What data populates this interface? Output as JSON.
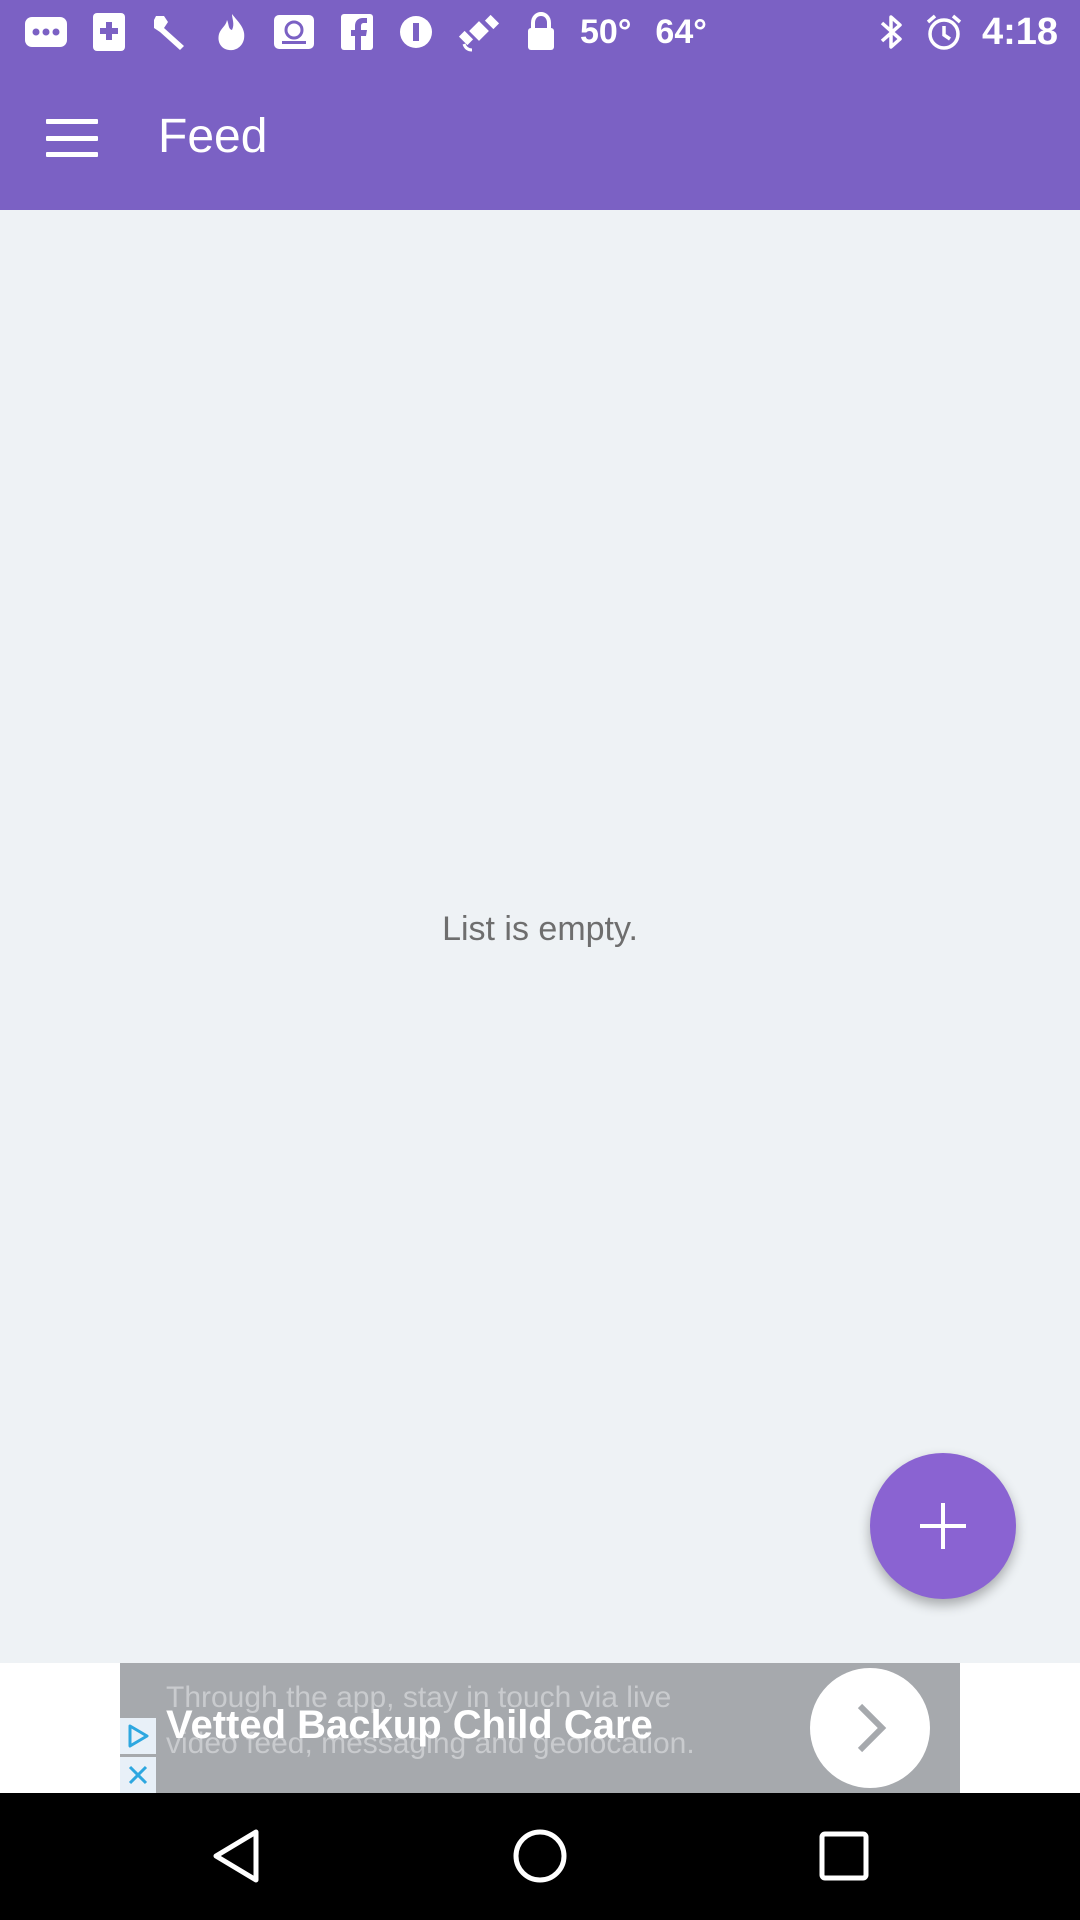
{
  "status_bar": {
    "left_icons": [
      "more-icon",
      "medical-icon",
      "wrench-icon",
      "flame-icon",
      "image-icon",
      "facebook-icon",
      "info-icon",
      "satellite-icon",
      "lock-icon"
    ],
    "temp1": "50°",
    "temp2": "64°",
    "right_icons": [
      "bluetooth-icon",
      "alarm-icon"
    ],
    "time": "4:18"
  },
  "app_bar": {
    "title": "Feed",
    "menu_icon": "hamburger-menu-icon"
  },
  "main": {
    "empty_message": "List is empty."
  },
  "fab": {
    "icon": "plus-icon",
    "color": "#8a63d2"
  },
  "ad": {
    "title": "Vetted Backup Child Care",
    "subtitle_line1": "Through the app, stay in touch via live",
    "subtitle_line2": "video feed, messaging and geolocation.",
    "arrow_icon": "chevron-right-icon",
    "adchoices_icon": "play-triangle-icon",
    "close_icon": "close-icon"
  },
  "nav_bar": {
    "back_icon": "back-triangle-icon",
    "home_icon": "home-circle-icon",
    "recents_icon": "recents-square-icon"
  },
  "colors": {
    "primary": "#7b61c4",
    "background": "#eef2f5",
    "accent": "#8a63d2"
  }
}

·····

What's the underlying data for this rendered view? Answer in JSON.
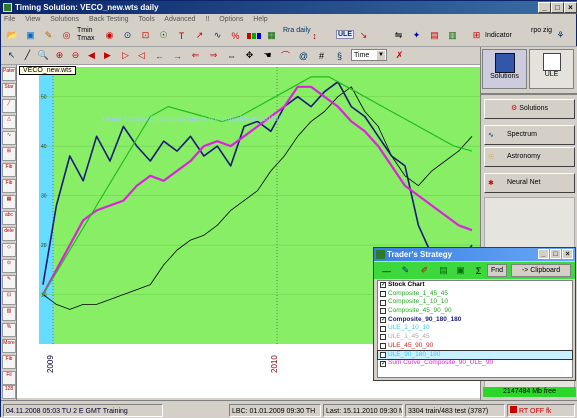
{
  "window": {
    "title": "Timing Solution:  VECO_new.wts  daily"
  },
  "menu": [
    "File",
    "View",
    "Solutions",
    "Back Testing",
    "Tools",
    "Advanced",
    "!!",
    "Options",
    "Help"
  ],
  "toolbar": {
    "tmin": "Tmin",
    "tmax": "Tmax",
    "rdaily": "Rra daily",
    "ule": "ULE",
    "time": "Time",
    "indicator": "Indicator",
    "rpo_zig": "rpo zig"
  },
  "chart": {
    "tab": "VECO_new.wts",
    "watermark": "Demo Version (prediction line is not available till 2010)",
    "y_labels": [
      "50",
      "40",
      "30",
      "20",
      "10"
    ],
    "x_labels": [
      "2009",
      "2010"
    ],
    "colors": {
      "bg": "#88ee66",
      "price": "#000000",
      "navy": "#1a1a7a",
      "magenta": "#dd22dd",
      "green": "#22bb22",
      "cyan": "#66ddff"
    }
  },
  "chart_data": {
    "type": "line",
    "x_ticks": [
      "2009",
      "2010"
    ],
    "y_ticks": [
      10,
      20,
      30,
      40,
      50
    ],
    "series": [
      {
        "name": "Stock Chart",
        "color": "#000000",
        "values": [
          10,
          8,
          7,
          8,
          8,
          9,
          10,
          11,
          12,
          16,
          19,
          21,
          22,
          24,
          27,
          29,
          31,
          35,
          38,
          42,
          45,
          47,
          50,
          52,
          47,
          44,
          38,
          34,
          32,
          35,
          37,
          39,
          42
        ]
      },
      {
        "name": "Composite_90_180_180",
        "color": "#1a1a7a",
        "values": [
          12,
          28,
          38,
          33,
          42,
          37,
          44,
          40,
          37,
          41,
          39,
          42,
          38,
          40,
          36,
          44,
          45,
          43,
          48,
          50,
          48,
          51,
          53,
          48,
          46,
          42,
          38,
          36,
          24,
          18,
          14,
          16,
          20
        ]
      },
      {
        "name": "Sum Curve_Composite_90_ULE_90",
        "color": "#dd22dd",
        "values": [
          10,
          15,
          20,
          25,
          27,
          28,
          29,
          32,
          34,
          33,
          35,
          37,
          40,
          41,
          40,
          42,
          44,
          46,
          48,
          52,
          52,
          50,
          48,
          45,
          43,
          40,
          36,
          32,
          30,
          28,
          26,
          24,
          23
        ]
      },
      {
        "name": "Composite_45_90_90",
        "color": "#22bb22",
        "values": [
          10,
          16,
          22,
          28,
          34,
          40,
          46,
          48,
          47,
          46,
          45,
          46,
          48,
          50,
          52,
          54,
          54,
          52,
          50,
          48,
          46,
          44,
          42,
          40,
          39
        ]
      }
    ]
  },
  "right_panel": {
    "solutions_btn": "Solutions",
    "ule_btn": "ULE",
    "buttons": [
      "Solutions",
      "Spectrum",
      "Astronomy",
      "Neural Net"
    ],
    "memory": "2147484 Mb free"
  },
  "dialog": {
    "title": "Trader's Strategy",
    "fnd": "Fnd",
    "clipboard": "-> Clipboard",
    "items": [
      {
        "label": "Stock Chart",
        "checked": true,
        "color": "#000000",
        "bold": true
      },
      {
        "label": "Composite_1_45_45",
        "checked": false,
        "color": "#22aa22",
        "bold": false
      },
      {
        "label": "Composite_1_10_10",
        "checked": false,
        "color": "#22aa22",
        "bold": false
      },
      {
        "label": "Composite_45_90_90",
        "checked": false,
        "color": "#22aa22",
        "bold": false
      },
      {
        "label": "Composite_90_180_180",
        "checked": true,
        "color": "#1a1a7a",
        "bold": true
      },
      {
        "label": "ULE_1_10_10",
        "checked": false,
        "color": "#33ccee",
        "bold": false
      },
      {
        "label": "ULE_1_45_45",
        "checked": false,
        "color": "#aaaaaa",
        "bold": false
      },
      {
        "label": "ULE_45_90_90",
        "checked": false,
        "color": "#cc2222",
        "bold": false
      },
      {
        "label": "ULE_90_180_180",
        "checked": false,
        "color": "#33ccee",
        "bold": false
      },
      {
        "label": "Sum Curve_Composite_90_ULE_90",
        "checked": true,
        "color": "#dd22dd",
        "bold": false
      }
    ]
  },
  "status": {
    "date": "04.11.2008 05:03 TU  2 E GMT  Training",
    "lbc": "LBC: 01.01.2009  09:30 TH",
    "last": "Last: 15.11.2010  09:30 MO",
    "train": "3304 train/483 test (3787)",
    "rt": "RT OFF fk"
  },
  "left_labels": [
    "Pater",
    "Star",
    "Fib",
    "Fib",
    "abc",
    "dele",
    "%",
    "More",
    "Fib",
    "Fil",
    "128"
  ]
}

·····

WORK INSTRUCTIONS: Find the lines above that contain the word "JSON" and collect them.

SOLUTION BELOW:
What data populates this interface? Output as JSON.
What's the underlying data for this rendered view? Answer in JSON.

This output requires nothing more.